▶ Set task: Repeat all of the data precisely.

Dataset entries on figures:
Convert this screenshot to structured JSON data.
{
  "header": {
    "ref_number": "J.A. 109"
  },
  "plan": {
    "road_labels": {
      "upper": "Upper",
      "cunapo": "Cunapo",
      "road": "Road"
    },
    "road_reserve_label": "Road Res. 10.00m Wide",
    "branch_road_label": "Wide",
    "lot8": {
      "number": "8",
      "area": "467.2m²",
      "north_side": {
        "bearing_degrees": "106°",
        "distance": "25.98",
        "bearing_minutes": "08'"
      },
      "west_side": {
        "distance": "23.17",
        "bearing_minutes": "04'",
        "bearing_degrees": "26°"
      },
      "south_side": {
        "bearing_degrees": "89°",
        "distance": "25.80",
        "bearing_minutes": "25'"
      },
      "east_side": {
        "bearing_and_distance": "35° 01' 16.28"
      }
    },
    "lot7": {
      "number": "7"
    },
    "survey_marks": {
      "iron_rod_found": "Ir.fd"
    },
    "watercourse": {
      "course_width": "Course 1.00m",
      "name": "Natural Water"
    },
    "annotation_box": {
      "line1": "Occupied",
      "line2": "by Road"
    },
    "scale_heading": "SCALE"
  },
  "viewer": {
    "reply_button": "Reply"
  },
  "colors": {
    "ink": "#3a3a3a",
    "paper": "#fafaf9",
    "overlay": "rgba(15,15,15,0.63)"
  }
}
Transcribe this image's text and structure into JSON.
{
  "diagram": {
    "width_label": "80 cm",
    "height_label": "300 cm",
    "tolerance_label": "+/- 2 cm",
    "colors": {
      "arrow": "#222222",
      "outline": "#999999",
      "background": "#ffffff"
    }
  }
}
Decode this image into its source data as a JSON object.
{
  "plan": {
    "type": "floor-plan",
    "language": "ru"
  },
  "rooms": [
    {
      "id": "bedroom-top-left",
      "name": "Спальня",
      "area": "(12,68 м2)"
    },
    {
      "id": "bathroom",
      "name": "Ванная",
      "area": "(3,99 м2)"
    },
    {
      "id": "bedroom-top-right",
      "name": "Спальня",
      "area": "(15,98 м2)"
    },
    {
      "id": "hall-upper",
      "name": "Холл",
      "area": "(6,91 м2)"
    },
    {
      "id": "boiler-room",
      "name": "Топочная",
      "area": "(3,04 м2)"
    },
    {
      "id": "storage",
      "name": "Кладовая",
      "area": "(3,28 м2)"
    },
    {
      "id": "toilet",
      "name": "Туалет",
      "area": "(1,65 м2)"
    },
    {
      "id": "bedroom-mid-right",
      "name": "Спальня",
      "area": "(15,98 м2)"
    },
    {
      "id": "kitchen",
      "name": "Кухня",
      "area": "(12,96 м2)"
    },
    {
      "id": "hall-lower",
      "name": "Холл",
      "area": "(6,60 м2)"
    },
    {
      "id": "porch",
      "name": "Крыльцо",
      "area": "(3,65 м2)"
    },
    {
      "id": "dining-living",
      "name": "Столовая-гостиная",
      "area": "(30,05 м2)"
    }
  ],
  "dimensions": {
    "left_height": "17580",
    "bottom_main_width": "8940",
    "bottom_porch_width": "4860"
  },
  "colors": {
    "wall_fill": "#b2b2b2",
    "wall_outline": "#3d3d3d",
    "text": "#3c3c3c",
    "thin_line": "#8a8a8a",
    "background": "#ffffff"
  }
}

▶ Finished answer:
Convert this screenshot to structured JSON data.
{
  "header": {
    "ref_number": "J.A. 109"
  },
  "plan": {
    "road_labels": {
      "upper": "Upper",
      "cunapo": "Cunapo",
      "road": "Road"
    },
    "road_reserve_label": "Road Res. 10.00m Wide",
    "branch_road_label": "Wide",
    "lot8": {
      "number": "8",
      "area": "467.2m²",
      "north_side": {
        "bearing_degrees": "106°",
        "distance": "25.98",
        "bearing_minutes": "08'"
      },
      "west_side": {
        "distance": "23.17",
        "bearing_minutes": "04'",
        "bearing_degrees": "26°"
      },
      "south_side": {
        "bearing_degrees": "89°",
        "distance": "25.80",
        "bearing_minutes": "25'"
      },
      "east_side": {
        "bearing_and_distance": "35° 01' 16.28"
      }
    },
    "lot7": {
      "number": "7"
    },
    "survey_marks": {
      "iron_rod_found": "Ir.fd"
    },
    "watercourse": {
      "course_width": "Course 1.00m",
      "name": "Natural Water"
    },
    "annotation_box": {
      "line1": "Occupied",
      "line2": "by Road"
    },
    "scale_heading": "SCALE"
  },
  "viewer": {
    "reply_button": "Reply"
  },
  "colors": {
    "ink": "#3a3a3a",
    "paper": "#fafaf9",
    "overlay": "rgba(15,15,15,0.63)"
  }
}
Transcribe this image's text and structure into JSON.
{
  "diagram": {
    "width_label": "80 cm",
    "height_label": "300 cm",
    "tolerance_label": "+/- 2 cm",
    "colors": {
      "arrow": "#222222",
      "outline": "#999999",
      "background": "#ffffff"
    }
  }
}
Decode this image into its source data as a JSON object.
{
  "plan": {
    "type": "floor-plan",
    "language": "ru"
  },
  "rooms": [
    {
      "id": "bedroom-top-left",
      "name": "Спальня",
      "area": "(12,68 м2)"
    },
    {
      "id": "bathroom",
      "name": "Ванная",
      "area": "(3,99 м2)"
    },
    {
      "id": "bedroom-top-right",
      "name": "Спальня",
      "area": "(15,98 м2)"
    },
    {
      "id": "hall-upper",
      "name": "Холл",
      "area": "(6,91 м2)"
    },
    {
      "id": "boiler-room",
      "name": "Топочная",
      "area": "(3,04 м2)"
    },
    {
      "id": "storage",
      "name": "Кладовая",
      "area": "(3,28 м2)"
    },
    {
      "id": "toilet",
      "name": "Туалет",
      "area": "(1,65 м2)"
    },
    {
      "id": "bedroom-mid-right",
      "name": "Спальня",
      "area": "(15,98 м2)"
    },
    {
      "id": "kitchen",
      "name": "Кухня",
      "area": "(12,96 м2)"
    },
    {
      "id": "hall-lower",
      "name": "Холл",
      "area": "(6,60 м2)"
    },
    {
      "id": "porch",
      "name": "Крыльцо",
      "area": "(3,65 м2)"
    },
    {
      "id": "dining-living",
      "name": "Столовая-гостиная",
      "area": "(30,05 м2)"
    }
  ],
  "dimensions": {
    "left_height": "17580",
    "bottom_main_width": "8940",
    "bottom_porch_width": "4860"
  },
  "colors": {
    "wall_fill": "#b2b2b2",
    "wall_outline": "#3d3d3d",
    "text": "#3c3c3c",
    "thin_line": "#8a8a8a",
    "background": "#ffffff"
  }
}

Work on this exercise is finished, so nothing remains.